Write out the material again exactly, please, and omit the pictures.
----- STORED DATA
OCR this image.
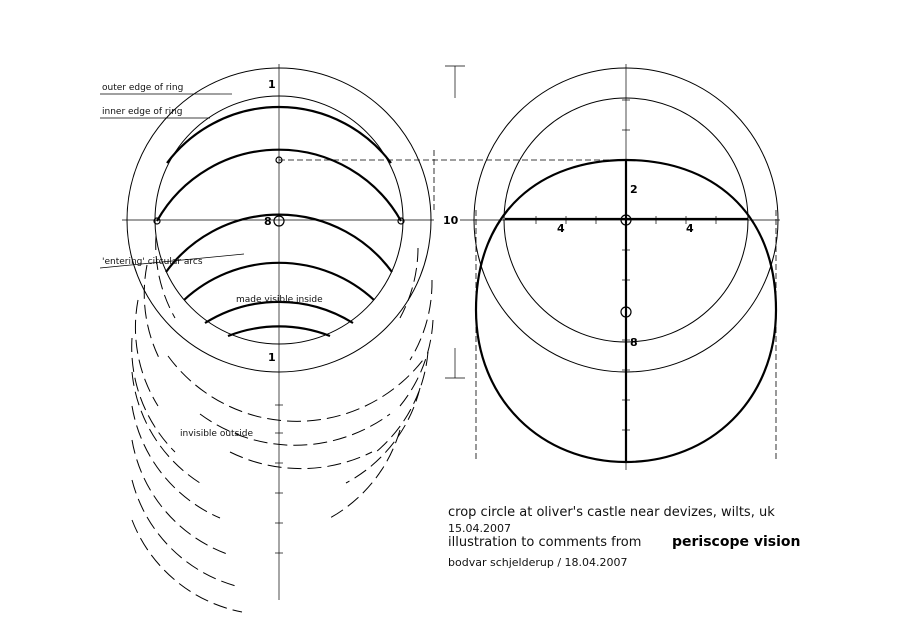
1
1
8
outer edge of ring
inner edge of ring
'entering' circular arcs
made visible inside
invisible outside
10
2
4	4
8
crop circle at oliver's castle near devizes, wilts, uk
15.04.2007
illustration to comments from periscope vision
bodvar schjelderup / 18.04.2007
----------
- [EXERCISE OUTPUT]
OCR this image.
1
1
8
outer edge of ring
inner edge of ring
'entering' circular arcs
made visible inside
invisible outside
10
2
4	4
8
crop circle at oliver's castle near devizes, wilts, uk
15.04.2007
illustration to comments from periscope vision
bodvar schjelderup / 18.04.2007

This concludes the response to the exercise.